Write out every entry exactly as it appears.

PROVIDED RECORDS:
[Begin]

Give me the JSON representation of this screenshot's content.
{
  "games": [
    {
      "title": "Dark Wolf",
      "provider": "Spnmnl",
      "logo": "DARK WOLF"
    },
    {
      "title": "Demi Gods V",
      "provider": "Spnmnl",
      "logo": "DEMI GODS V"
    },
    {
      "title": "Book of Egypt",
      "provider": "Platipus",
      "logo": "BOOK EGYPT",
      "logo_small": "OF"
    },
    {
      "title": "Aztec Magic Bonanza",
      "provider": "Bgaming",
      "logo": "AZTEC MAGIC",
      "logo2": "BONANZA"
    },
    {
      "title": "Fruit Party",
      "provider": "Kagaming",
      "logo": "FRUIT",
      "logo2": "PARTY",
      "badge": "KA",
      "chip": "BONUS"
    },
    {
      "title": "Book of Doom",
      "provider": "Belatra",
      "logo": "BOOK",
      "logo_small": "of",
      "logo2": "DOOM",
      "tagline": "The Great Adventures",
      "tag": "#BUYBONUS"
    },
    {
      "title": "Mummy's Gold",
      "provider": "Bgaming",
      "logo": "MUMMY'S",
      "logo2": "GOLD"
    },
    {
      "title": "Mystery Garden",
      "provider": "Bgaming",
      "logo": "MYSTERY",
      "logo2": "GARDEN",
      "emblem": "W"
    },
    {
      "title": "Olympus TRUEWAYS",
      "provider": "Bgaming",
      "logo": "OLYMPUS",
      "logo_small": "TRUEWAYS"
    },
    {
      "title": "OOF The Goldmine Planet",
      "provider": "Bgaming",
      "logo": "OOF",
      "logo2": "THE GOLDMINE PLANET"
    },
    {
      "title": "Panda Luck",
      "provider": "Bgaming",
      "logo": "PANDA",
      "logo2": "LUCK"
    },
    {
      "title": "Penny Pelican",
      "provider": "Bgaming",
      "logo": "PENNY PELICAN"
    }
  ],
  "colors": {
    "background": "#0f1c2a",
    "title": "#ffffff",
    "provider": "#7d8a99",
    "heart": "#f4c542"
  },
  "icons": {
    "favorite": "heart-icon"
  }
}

[End]

ANSWER:
Give me the JSON representation of this screenshot's content.
{
  "games": [
    {
      "title": "Dark Wolf",
      "provider": "Spnmnl",
      "logo": "DARK WOLF"
    },
    {
      "title": "Demi Gods V",
      "provider": "Spnmnl",
      "logo": "DEMI GODS V"
    },
    {
      "title": "Book of Egypt",
      "provider": "Platipus",
      "logo": "BOOK EGYPT",
      "logo_small": "OF"
    },
    {
      "title": "Aztec Magic Bonanza",
      "provider": "Bgaming",
      "logo": "AZTEC MAGIC",
      "logo2": "BONANZA"
    },
    {
      "title": "Fruit Party",
      "provider": "Kagaming",
      "logo": "FRUIT",
      "logo2": "PARTY",
      "badge": "KA",
      "chip": "BONUS"
    },
    {
      "title": "Book of Doom",
      "provider": "Belatra",
      "logo": "BOOK",
      "logo_small": "of",
      "logo2": "DOOM",
      "tagline": "The Great Adventures",
      "tag": "#BUYBONUS"
    },
    {
      "title": "Mummy's Gold",
      "provider": "Bgaming",
      "logo": "MUMMY'S",
      "logo2": "GOLD"
    },
    {
      "title": "Mystery Garden",
      "provider": "Bgaming",
      "logo": "MYSTERY",
      "logo2": "GARDEN",
      "emblem": "W"
    },
    {
      "title": "Olympus TRUEWAYS",
      "provider": "Bgaming",
      "logo": "OLYMPUS",
      "logo_small": "TRUEWAYS"
    },
    {
      "title": "OOF The Goldmine Planet",
      "provider": "Bgaming",
      "logo": "OOF",
      "logo2": "THE GOLDMINE PLANET"
    },
    {
      "title": "Panda Luck",
      "provider": "Bgaming",
      "logo": "PANDA",
      "logo2": "LUCK"
    },
    {
      "title": "Penny Pelican",
      "provider": "Bgaming",
      "logo": "PENNY PELICAN"
    }
  ],
  "colors": {
    "background": "#0f1c2a",
    "title": "#ffffff",
    "provider": "#7d8a99",
    "heart": "#f4c542"
  },
  "icons": {
    "favorite": "heart-icon"
  }
}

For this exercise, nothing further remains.